● WORK INSTRUCTIONS: From the records below, copy every line that contains the word "expander".
━━━━━ MATERIALS PROVIDED
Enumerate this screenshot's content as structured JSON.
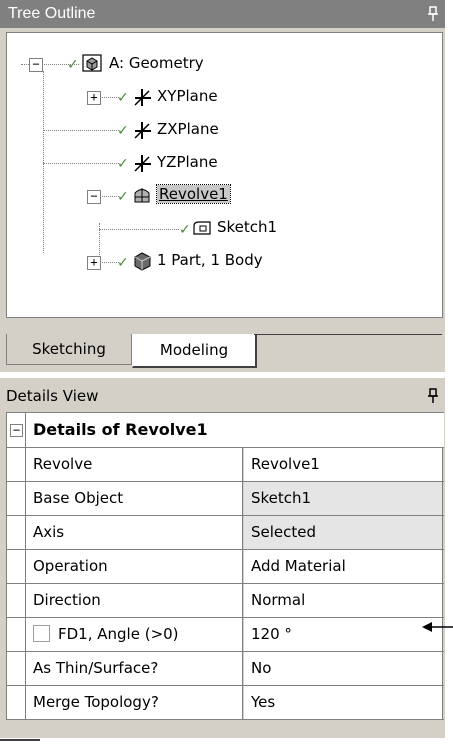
{
  "tree_panel": {
    "title": "Tree Outline",
    "nodes": [
      {
        "label": "A: Geometry",
        "expander": "−"
      },
      {
        "label": "XYPlane",
        "expander": "+"
      },
      {
        "label": "ZXPlane"
      },
      {
        "label": "YZPlane"
      },
      {
        "label": "Revolve1",
        "expander": "−",
        "selected": true
      },
      {
        "label": "Sketch1"
      },
      {
        "label": "1 Part, 1 Body",
        "expander": "+"
      }
    ],
    "tabs": {
      "sketching": "Sketching",
      "modeling": "Modeling",
      "active": "Modeling"
    }
  },
  "details_panel": {
    "title": "Details View",
    "header": "Details of Revolve1",
    "collapse": "−",
    "rows": [
      {
        "prop": "Revolve",
        "value": "Revolve1"
      },
      {
        "prop": "Base Object",
        "value": "Sketch1"
      },
      {
        "prop": "Axis",
        "value": "Selected"
      },
      {
        "prop": "Operation",
        "value": "Add Material"
      },
      {
        "prop": "Direction",
        "value": "Normal"
      },
      {
        "prop": "FD1,  Angle (>0)",
        "value": "120 °"
      },
      {
        "prop": "As Thin/Surface?",
        "value": "No"
      },
      {
        "prop": "Merge Topology?",
        "value": "Yes"
      }
    ]
  },
  "icons": [
    "pin-icon",
    "geometry-icon",
    "plane-icon",
    "revolve-icon",
    "sketch-icon",
    "body-icon",
    "check-icon",
    "arrow-left-icon"
  ],
  "colors": {
    "title_bar": "#808080",
    "panel_bg": "#d4d0c8",
    "gray_cell": "#e5e5e5",
    "check": "#4a8a3a"
  }
}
━━━━━━━━━━
● SOLUTION TO THIS EXERCISE:
        "expander": "−"
        "expander": "+"
        "expander": "−",
        "expander": "+"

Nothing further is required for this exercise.